■ Text shown ■
Start of Block
Turquoise Draka lives in a world of vampires and shapeshifters. She once had a normal teenage life - a family, friends. Everything was perfect until she was made a slave by a vampire. Now that she is an adult she is a vampire hunter who has been assigned to assassinate a cruel vampire by the name of Jeshikah by going undercover as a slave so she may enter the vampire realm, Midnight, undetected. Little does she know that her new owner, Jaguar, may hold the key to freeing her from her tormented past.

===2008 Persistence of Memory===

Erin Misrahe is a sixteen-year-old girl with a deadly alter ego named Shevaun. Shevaun appears when Erin is severely stressed. Erin does not know that she is actually linked with a vampire and that the two switch bodies when Erin loses control, though neither can recall what happens during the episodes. Deciding to end this bond, Shevaun sets out to kill Erin.

===2010 Token of Darkness===

After a car accident, Cooper Blake sees a ghost named Samantha, who wants more than ever to have her own body. Wanting to help her, Cooper sets out to find a way to help her get a body, not knowing that he will unlock the secrets of Samantha's past and put himself into grave danger.

===2011 All Just Glass===
Taking place twenty-four hours after the events of Shattered Mirror, Sarah Vida's sister Adia is sent out by their mother to kill Sarah now that she is a vampire. Due to Sarah's transformation, a war has broken out between witch hunters and vampires and can only be ended by the death of Sarah. Adia, who has always been loyal to the laws of her line and made the family proud, sets out to find Sarah. Can she kill her own sister regardless of what she has become?

===2012 Poison Tree===
Sarik is a tiger shapeshifter who is mediator at SingleEarth Haven Number Four. She accepted the position to help her escape her past. When a new mediator, Alysia, comes to join them, Sarik becomes suspicious. Sarik does not know that Alysia also has a past she is trying to run from. After an attack on Sarik's vampire lover, Jason, by a suspicious Onyx bounty hunter, the group is dragged into the middle of a disaster that leaves both Sarik and Alysia to decide what price must be paid to save the peaceful society that Haven Number Four stands for.

===2013 Promises to Keep===
The novel was released on January 8, 2013 as part of "Den of Shadows".

==The Maeve’ra Trilogy==
The Maeve’ra Trilogy is a trilogy of novels that take place before the events of Midnight Predator.
End of Block
■ Given information ■
Start of Block
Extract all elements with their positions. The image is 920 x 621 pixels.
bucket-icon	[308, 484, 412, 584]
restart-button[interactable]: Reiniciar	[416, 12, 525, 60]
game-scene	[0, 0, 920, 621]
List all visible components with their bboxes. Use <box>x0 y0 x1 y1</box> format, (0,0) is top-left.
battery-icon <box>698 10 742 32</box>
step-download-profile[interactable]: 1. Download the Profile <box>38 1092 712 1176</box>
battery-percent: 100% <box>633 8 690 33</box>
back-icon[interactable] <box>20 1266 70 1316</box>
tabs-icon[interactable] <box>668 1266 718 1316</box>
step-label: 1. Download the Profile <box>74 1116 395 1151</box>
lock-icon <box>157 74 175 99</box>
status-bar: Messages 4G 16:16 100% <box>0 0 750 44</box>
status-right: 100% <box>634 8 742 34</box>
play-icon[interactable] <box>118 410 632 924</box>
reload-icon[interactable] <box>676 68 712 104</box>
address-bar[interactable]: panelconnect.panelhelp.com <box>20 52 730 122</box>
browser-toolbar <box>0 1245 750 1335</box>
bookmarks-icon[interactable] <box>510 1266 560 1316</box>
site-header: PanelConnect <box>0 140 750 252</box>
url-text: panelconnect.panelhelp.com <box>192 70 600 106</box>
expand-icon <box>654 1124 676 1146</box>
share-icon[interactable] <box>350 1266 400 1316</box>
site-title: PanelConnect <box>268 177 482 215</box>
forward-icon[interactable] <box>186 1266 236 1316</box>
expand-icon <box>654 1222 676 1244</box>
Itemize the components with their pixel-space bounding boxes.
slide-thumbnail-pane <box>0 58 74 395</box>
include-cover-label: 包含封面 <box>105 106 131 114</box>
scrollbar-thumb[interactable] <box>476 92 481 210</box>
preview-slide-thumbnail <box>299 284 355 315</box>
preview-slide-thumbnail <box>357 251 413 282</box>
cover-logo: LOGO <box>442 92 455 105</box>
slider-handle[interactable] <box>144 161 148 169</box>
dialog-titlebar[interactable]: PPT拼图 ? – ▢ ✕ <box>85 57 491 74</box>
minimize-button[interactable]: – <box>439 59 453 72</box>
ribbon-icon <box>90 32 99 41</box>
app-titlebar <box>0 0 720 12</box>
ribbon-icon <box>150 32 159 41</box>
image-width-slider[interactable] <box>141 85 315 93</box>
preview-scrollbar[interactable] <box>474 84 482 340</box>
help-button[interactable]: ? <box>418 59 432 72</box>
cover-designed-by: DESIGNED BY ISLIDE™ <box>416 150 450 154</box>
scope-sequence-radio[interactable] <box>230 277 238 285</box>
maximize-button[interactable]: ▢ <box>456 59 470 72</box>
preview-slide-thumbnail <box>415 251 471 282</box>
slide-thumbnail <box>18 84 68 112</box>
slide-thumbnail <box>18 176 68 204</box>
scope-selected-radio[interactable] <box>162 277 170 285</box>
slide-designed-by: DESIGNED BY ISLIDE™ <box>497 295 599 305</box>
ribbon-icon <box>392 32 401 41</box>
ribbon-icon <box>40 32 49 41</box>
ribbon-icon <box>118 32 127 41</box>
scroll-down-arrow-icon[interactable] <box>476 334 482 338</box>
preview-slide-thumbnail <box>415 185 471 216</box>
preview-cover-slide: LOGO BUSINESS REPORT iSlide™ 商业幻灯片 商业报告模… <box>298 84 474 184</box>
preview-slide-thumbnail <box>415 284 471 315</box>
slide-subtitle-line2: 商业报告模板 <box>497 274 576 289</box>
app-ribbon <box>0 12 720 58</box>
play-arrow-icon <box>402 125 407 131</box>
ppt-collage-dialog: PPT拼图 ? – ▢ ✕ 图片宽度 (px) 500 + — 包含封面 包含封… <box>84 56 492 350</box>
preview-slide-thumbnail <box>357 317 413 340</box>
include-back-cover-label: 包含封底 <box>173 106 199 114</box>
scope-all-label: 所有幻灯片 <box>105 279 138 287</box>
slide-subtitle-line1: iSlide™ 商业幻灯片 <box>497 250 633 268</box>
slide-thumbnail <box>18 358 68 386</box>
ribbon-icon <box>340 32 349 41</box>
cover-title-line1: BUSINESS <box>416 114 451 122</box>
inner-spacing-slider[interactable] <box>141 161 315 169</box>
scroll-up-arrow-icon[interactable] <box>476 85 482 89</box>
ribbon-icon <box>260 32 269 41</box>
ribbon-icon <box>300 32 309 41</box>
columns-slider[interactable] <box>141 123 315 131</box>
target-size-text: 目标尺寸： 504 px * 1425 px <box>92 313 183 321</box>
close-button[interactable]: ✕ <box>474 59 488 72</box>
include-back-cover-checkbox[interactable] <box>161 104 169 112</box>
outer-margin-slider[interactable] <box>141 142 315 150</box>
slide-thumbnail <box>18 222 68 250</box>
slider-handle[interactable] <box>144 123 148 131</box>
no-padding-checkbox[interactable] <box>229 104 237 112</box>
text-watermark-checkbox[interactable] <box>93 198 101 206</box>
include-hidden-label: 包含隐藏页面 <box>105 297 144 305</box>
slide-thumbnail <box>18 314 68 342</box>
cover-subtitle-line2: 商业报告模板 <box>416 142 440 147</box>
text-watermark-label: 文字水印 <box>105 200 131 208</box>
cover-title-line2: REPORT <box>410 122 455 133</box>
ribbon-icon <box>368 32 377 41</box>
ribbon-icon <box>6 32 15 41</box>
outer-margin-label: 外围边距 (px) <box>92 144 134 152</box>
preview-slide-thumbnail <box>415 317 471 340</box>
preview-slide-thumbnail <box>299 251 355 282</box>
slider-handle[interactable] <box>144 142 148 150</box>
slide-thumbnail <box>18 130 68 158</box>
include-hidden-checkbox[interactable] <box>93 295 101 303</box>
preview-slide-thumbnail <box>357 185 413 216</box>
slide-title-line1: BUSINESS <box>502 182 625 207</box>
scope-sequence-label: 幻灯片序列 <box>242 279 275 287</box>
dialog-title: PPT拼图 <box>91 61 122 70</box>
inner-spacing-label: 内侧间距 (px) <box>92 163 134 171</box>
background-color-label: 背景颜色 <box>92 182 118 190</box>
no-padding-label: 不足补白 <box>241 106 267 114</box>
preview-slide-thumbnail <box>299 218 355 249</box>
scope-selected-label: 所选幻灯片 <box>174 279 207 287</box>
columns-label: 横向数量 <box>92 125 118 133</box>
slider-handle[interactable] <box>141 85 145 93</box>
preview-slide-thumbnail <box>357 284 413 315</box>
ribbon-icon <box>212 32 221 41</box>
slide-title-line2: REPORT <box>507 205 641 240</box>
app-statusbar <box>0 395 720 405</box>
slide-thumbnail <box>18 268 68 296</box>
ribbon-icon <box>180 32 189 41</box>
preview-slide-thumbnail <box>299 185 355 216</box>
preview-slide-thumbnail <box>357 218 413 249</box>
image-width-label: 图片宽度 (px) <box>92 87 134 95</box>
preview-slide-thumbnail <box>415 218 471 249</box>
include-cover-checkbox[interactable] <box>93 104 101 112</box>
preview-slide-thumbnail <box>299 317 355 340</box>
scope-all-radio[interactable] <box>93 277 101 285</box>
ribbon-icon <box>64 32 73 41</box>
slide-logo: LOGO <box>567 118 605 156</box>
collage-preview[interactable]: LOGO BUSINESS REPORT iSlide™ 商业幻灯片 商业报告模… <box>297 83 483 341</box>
End of Block
Resume the Den of Shadows novel summaries after their final sentence, which introduces the Maeve’ra Trilogy.

===2014 Bloodwitch===
Released on May 13, 2014, the novel tells the story of Vance Ehecatl, a quetzal shapeshifter, who was raised by the vampires Jaguar and Taro in Midnight when he was abandoned as a baby. An act of violence forces him to leave his home. He meets Malachi Obsidian, another shapeshifter who is against Midnight and the vampires. Malachi claims Vance is a bloodwitch and that Jaguar, Taro and Mistress Jeshickah, the leader of Midnight, are trying to control him and use his powers. Vance does not believe him, but when illness starts to affect his friends, he realizes that his world is not as perfect as he thought. He must choose between the vampires who raised him or the shapeshifters who hate him.

===2015 Bloodkin===
Bloodkin is the second novel in the Maeve’ra Trilogy and was released on April 14, 2015. The book follows 16-year-old Kadee Obsidian, a serpiente shape-shifter who has spent time with both the Serpiente and the Shantel after being taken from her human family as a sick child. Kadee and Vance, a quetzal shapeshifter who was first introduced in Bloodwitch, journey to the Shantel forest after learning that the Shantel are being held to account for the blood plague that infected Vance and others in Midnight. Among the Shantel with Vance, Kadee faces her and her guild's past, where her ideas of freedom and her knowledge of sins committed clash. When is it okay to go against one's principles? Do the ends justify the means? How much is one life worth, and when is the price too much to pay?

===2016 Bloodtraitor===
Bloodtraitor is a novel in the Maeve’ra Trilogy that was set to be released in 2016.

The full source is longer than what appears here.